**Job:** Select the lines that hold the word "emploi" and copy each one.

### Given data ###

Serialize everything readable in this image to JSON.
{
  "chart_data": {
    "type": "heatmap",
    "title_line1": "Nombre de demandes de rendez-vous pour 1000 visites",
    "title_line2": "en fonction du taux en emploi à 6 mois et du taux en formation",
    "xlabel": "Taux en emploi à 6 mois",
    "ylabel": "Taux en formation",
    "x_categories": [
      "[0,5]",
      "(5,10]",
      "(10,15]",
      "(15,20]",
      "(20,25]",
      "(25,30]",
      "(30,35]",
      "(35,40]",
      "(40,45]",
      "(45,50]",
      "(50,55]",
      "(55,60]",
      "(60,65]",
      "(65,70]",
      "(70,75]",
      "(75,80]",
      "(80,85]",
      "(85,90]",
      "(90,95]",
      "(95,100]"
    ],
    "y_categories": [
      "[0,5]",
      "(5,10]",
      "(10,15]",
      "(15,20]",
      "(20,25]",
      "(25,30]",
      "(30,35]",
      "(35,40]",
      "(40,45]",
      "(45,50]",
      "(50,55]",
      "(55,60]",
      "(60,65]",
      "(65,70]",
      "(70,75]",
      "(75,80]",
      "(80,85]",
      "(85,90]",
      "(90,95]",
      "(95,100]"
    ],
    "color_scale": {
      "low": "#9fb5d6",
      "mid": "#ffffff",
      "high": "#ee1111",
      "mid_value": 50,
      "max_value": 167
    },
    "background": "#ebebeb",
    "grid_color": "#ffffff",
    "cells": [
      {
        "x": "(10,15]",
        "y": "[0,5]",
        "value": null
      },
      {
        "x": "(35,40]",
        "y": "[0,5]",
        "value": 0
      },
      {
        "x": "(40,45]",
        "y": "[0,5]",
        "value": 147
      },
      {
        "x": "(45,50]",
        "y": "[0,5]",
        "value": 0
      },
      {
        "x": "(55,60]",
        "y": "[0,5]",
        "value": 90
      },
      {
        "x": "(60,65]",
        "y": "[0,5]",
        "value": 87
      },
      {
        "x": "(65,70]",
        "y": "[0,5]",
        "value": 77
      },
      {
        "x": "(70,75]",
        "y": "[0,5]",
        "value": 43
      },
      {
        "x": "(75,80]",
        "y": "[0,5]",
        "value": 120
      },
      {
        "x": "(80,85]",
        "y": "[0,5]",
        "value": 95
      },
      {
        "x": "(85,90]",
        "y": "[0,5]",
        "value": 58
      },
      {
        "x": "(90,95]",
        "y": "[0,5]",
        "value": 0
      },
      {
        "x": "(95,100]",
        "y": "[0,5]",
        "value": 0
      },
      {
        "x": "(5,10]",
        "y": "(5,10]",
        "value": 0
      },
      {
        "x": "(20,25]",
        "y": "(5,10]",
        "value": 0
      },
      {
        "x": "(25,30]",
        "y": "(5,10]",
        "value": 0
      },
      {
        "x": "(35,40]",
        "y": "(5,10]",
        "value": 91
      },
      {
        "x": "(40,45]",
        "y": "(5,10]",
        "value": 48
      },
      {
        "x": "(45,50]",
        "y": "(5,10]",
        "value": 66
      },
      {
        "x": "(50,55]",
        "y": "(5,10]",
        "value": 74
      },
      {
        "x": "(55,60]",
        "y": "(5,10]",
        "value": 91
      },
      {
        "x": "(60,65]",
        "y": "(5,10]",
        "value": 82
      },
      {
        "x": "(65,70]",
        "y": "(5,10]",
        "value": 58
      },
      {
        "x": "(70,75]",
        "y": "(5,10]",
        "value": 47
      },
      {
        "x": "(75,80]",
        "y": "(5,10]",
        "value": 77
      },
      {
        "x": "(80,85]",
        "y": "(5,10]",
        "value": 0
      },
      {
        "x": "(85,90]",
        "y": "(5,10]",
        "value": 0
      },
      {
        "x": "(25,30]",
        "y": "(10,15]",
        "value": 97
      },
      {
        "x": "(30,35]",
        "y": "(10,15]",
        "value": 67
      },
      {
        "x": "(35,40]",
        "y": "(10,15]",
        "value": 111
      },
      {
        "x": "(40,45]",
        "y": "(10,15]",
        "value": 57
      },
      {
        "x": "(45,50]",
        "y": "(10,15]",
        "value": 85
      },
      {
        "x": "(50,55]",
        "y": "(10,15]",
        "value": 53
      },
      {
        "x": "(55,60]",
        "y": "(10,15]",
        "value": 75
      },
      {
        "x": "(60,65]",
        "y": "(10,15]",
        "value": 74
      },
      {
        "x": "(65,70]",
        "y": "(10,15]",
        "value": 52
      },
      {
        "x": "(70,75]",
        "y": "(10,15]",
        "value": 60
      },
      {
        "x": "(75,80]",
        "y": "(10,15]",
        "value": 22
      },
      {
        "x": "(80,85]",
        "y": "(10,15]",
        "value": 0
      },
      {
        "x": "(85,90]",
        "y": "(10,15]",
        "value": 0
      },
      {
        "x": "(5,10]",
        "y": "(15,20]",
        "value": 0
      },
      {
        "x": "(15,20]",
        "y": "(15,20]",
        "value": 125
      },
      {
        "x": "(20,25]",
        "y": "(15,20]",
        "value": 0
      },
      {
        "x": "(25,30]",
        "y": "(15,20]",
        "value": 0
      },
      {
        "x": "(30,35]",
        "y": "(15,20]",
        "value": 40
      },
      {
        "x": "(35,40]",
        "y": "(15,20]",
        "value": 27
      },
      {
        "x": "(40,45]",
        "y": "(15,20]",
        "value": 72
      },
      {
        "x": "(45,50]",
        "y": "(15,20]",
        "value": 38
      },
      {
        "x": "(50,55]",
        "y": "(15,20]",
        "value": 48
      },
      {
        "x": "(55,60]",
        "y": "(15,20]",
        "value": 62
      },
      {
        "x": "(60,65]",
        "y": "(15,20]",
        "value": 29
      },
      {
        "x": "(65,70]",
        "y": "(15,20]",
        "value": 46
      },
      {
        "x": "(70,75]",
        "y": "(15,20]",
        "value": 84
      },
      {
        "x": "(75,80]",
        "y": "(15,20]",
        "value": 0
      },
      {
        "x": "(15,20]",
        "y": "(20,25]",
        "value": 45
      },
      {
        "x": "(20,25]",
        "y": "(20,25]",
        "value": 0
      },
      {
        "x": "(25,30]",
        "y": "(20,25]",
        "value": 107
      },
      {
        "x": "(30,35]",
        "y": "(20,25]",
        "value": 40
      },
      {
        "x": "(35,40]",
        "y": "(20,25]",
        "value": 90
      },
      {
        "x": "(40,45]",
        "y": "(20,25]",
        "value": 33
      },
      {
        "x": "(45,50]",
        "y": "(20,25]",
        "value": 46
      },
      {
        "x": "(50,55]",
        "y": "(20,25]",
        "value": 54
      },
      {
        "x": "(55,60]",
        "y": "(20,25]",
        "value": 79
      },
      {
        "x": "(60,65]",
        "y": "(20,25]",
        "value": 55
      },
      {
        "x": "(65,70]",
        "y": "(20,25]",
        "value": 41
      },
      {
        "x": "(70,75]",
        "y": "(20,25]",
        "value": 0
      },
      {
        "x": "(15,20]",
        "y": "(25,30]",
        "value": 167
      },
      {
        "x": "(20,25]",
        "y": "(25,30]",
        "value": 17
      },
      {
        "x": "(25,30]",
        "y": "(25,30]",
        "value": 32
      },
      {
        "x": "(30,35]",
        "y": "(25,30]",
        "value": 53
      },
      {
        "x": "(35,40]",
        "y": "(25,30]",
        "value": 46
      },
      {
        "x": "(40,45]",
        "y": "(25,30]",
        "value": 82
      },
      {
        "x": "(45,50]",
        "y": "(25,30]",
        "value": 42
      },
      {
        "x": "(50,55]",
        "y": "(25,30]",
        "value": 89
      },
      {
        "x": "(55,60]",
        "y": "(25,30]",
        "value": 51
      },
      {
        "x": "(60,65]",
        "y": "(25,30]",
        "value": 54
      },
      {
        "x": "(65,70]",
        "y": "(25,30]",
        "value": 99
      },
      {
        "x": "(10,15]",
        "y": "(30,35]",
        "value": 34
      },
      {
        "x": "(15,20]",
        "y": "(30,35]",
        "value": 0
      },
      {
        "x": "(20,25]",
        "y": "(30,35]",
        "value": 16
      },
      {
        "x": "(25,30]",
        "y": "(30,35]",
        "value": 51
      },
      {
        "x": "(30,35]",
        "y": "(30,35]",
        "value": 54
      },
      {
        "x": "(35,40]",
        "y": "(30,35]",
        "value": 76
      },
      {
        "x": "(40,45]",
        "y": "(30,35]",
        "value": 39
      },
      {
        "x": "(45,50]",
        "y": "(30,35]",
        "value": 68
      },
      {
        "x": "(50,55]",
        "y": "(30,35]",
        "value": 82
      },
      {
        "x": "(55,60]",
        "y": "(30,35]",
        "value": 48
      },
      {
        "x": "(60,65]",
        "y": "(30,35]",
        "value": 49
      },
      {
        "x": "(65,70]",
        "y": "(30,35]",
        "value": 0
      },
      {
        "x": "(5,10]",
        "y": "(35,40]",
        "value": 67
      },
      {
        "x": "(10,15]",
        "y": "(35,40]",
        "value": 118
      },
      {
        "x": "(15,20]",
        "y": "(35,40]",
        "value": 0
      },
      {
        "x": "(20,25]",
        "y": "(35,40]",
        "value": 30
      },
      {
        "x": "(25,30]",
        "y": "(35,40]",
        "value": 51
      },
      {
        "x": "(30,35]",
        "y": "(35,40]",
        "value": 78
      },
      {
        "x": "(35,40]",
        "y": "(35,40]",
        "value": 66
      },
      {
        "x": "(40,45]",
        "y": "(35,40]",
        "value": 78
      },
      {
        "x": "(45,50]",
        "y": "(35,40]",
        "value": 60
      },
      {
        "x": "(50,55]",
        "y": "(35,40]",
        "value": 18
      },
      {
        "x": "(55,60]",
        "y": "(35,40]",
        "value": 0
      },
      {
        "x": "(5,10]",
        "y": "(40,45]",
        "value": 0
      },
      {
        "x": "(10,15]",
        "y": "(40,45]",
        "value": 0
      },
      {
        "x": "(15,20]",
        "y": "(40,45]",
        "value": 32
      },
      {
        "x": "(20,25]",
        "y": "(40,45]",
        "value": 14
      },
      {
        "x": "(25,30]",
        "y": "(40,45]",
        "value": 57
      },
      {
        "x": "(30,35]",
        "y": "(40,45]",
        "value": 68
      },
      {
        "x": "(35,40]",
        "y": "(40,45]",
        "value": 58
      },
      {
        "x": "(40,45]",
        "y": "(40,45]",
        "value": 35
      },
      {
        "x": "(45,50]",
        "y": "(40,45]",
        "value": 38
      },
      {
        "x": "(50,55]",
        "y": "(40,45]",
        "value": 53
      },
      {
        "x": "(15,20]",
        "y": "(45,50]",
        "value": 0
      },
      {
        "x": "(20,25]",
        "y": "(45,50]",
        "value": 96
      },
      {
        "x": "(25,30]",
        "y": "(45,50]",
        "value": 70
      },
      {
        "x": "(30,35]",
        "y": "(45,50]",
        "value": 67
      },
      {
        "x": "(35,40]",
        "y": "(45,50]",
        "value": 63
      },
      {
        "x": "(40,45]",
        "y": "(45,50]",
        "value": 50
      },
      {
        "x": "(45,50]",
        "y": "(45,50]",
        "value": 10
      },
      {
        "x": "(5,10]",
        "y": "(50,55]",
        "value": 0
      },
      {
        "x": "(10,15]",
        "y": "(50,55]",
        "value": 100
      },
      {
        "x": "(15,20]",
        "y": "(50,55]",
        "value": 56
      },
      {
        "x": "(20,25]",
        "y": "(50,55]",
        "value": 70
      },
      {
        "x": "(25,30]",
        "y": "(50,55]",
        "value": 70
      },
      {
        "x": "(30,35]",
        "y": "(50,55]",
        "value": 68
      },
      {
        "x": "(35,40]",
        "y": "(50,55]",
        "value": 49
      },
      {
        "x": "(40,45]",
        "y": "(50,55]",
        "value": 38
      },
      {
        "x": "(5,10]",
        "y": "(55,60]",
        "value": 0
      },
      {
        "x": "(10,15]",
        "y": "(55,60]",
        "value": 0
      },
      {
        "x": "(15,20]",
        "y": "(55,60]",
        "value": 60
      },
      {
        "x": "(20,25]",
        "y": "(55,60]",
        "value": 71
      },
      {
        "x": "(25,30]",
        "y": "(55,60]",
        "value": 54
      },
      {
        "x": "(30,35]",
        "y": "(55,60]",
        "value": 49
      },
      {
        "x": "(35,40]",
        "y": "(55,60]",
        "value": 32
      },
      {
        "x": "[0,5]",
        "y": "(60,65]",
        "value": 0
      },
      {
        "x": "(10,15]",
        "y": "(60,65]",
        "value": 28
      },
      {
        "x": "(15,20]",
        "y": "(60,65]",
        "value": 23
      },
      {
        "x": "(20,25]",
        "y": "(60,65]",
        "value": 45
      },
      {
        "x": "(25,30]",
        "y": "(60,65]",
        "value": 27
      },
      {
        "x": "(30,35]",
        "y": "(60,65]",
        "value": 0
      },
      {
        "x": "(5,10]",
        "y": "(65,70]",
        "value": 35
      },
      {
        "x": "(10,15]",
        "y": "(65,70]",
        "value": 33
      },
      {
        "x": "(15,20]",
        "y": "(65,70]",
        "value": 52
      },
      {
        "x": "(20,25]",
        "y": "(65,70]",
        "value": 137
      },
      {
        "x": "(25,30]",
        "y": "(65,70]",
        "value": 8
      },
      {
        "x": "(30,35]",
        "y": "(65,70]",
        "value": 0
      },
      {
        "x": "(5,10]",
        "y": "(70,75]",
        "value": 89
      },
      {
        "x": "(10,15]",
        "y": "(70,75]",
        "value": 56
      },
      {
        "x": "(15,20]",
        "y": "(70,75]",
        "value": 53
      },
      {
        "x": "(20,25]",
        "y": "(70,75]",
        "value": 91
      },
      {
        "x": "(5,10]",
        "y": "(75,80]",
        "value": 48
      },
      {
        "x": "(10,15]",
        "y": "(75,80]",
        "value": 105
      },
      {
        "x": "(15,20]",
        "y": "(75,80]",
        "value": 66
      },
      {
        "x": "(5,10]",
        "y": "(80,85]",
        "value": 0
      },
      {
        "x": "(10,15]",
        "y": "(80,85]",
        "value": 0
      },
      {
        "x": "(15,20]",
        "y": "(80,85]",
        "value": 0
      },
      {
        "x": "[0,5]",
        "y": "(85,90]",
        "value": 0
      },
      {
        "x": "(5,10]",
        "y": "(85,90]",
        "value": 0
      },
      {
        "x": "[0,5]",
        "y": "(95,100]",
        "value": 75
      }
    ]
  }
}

###

**Written solution:**
    "title_line2": "en fonction du taux en emploi à 6 mois et du taux en formation",
    "xlabel": "Taux en emploi à 6 mois",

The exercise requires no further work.